Objective
Copy exactly the run of lines that begins at the line with "Output the text content of this document." and ends at the final line of the entries.

Records for the task
-=-=-

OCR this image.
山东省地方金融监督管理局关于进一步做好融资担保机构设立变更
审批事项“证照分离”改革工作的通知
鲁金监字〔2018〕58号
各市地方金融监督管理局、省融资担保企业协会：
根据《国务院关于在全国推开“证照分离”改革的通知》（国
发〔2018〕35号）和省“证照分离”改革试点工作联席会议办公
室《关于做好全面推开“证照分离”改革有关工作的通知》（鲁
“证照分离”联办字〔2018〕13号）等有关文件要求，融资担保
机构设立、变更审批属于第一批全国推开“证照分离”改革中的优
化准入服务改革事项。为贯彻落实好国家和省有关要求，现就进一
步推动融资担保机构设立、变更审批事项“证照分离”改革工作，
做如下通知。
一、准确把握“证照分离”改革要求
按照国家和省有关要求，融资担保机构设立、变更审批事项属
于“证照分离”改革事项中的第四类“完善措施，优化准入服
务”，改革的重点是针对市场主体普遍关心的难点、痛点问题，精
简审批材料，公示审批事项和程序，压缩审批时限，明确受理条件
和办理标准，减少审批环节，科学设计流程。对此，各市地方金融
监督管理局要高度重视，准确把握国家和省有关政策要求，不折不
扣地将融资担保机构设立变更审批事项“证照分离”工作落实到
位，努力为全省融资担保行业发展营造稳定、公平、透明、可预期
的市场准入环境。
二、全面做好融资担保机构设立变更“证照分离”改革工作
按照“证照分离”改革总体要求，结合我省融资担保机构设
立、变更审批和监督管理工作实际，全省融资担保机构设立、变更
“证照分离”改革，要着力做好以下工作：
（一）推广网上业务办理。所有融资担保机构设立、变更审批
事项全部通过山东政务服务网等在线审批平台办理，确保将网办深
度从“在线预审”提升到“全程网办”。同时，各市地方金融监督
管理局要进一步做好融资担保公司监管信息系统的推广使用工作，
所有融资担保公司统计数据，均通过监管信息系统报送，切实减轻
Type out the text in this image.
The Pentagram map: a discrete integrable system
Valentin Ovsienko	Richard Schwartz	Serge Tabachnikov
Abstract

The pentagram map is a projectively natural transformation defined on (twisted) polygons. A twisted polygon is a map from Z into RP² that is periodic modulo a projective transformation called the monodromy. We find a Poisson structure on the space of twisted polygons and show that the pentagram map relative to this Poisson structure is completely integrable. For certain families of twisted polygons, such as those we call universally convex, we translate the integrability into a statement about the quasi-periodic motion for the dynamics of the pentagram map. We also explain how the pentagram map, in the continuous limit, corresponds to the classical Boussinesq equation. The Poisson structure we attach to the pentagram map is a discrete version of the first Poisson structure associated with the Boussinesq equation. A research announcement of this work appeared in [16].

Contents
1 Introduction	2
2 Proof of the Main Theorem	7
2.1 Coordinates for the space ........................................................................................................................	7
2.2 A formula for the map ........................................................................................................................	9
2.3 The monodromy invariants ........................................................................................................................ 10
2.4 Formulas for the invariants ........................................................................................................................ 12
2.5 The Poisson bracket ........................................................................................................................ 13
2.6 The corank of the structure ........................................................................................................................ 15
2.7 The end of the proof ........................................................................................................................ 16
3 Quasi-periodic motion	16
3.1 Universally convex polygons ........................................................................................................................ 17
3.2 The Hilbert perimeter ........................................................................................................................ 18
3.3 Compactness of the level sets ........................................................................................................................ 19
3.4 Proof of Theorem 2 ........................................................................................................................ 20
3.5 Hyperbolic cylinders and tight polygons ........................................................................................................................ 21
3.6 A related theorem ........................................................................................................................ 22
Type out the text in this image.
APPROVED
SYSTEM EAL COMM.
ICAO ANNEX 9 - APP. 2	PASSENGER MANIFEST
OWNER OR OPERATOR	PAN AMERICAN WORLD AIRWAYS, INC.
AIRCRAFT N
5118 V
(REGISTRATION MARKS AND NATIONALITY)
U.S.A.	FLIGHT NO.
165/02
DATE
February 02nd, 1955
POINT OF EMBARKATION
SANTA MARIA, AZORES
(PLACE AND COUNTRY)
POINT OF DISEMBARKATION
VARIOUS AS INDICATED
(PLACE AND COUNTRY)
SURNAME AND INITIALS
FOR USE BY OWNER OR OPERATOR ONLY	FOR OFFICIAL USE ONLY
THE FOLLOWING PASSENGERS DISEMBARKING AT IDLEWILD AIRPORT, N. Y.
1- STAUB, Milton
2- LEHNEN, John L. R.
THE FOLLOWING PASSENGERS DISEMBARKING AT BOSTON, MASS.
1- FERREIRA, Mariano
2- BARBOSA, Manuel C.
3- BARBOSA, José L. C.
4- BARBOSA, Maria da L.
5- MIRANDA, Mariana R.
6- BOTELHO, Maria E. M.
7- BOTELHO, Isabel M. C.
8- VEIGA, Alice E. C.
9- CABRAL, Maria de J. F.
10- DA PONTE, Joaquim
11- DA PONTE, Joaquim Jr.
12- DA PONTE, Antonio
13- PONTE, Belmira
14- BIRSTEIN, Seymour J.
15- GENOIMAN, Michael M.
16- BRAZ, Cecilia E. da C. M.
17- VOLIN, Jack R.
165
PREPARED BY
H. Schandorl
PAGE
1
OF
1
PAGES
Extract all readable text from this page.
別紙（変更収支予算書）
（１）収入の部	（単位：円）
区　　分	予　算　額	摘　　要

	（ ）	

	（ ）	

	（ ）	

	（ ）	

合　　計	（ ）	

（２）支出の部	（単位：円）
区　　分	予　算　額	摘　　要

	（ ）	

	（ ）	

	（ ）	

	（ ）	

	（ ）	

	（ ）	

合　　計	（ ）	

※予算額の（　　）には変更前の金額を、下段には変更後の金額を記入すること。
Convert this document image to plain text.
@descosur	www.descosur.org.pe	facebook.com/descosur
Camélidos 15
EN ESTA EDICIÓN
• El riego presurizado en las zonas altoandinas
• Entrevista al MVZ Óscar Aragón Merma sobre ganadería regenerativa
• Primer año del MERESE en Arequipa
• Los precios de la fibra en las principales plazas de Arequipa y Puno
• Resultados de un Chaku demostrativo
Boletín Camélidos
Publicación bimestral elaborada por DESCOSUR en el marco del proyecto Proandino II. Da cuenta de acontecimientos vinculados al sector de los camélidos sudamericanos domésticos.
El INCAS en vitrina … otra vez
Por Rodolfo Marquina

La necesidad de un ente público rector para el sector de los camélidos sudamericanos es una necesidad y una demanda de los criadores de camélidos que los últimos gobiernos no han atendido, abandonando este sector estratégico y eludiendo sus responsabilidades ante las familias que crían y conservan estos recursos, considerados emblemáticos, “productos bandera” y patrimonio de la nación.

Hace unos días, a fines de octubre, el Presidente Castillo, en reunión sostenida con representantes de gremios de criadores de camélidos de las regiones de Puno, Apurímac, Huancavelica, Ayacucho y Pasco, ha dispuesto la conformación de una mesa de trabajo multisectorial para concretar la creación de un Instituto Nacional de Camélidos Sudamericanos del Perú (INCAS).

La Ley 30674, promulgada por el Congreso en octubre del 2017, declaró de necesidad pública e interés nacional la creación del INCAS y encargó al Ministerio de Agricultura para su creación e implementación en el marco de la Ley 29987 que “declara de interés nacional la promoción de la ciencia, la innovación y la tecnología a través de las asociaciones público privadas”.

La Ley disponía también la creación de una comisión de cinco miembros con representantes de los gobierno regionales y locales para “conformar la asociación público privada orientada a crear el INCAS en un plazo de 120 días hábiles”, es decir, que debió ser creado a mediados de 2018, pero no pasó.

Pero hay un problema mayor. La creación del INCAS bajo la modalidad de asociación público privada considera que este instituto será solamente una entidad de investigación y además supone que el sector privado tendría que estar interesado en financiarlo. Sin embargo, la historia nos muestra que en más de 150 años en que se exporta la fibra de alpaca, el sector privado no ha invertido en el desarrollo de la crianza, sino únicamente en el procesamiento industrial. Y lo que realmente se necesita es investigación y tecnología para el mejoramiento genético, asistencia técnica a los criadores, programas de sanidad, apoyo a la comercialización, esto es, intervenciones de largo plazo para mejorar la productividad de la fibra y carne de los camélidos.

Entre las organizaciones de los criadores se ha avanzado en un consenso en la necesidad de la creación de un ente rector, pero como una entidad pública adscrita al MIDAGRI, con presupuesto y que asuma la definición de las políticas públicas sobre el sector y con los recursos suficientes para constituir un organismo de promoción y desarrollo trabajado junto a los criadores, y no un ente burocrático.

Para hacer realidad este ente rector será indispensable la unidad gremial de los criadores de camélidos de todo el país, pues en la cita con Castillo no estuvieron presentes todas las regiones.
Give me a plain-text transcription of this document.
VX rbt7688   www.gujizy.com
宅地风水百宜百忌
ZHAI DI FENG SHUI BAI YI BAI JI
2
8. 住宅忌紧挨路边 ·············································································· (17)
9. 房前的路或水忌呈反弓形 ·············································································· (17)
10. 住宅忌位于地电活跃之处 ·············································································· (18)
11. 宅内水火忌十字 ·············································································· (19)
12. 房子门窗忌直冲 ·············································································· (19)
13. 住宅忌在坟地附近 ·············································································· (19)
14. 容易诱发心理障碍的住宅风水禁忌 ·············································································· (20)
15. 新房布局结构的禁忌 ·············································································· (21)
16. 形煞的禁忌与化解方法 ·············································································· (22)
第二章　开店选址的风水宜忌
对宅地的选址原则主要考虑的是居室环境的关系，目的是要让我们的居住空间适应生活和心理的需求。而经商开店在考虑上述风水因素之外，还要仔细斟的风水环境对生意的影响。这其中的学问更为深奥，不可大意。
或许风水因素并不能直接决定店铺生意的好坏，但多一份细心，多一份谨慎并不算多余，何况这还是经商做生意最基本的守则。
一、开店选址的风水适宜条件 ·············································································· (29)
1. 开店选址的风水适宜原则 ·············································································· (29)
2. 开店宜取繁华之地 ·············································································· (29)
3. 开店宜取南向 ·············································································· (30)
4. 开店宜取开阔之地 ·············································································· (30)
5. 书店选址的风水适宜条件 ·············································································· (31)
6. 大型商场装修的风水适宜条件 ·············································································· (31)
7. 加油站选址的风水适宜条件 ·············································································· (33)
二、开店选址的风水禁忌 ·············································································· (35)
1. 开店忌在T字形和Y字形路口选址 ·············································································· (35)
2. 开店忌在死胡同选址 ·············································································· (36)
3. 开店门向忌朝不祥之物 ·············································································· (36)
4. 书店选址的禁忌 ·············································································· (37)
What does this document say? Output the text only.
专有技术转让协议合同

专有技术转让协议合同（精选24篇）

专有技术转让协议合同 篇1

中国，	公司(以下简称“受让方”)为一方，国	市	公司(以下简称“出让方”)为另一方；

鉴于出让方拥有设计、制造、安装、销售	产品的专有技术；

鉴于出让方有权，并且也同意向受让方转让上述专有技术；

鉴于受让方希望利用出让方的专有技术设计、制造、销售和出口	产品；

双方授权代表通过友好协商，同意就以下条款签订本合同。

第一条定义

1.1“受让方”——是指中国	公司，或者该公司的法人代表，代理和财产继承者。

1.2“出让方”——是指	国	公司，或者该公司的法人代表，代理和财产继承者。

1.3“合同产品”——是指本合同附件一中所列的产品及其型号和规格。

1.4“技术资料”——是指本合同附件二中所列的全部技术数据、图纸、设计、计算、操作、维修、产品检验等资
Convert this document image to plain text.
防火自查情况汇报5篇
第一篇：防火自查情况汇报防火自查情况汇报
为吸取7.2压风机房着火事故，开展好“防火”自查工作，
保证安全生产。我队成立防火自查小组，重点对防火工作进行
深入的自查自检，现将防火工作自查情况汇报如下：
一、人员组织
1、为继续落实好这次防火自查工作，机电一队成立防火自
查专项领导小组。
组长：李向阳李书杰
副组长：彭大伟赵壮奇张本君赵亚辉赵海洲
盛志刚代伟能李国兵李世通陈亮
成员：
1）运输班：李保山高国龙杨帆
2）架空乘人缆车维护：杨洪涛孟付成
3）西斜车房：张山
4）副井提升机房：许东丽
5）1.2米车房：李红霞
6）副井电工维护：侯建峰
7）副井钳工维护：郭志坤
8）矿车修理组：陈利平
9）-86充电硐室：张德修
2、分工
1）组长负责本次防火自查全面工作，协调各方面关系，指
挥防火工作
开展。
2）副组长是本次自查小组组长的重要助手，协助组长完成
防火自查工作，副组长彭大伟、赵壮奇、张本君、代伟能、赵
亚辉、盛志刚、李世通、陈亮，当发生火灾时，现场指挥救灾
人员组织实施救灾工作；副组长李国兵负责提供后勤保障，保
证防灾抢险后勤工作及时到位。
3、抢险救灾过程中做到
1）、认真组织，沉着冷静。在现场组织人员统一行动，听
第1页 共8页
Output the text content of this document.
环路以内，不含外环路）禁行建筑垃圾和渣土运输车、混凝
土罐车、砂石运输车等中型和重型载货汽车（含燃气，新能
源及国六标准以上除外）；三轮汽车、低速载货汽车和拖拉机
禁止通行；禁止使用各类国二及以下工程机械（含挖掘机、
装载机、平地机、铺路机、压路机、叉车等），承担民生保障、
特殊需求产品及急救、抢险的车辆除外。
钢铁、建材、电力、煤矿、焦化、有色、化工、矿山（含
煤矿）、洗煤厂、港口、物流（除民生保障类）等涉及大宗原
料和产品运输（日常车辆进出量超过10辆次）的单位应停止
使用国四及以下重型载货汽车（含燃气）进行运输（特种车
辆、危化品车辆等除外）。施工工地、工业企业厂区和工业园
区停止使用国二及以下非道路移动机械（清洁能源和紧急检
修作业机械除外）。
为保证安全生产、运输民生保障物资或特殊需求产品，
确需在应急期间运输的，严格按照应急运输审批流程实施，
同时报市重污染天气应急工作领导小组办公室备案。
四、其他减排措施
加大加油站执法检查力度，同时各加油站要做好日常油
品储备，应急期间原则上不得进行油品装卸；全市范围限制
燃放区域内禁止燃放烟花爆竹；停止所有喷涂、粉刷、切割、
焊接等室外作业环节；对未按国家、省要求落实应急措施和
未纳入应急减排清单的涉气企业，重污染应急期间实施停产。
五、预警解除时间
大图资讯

-=-=-

Output of the exercise
Output the text content of this document.
环路以内，不含外环路）禁行建筑垃圾和渣土运输车、混凝
土罐车、砂石运输车等中型和重型载货汽车（含燃气，新能
源及国六标准以上除外）；三轮汽车、低速载货汽车和拖拉机
禁止通行；禁止使用各类国二及以下工程机械（含挖掘机、
装载机、平地机、铺路机、压路机、叉车等），承担民生保障、
特殊需求产品及急救、抢险的车辆除外。
钢铁、建材、电力、煤矿、焦化、有色、化工、矿山（含
煤矿）、洗煤厂、港口、物流（除民生保障类）等涉及大宗原
料和产品运输（日常车辆进出量超过10辆次）的单位应停止
使用国四及以下重型载货汽车（含燃气）进行运输（特种车
辆、危化品车辆等除外）。施工工地、工业企业厂区和工业园
区停止使用国二及以下非道路移动机械（清洁能源和紧急检
修作业机械除外）。
为保证安全生产、运输民生保障物资或特殊需求产品，
确需在应急期间运输的，严格按照应急运输审批流程实施，
同时报市重污染天气应急工作领导小组办公室备案。
四、其他减排措施
加大加油站执法检查力度，同时各加油站要做好日常油
品储备，应急期间原则上不得进行油品装卸；全市范围限制
燃放区域内禁止燃放烟花爆竹；停止所有喷涂、粉刷、切割、
焊接等室外作业环节；对未按国家、省要求落实应急措施和
未纳入应急减排清单的涉气企业，重污染应急期间实施停产。
五、预警解除时间
大图资讯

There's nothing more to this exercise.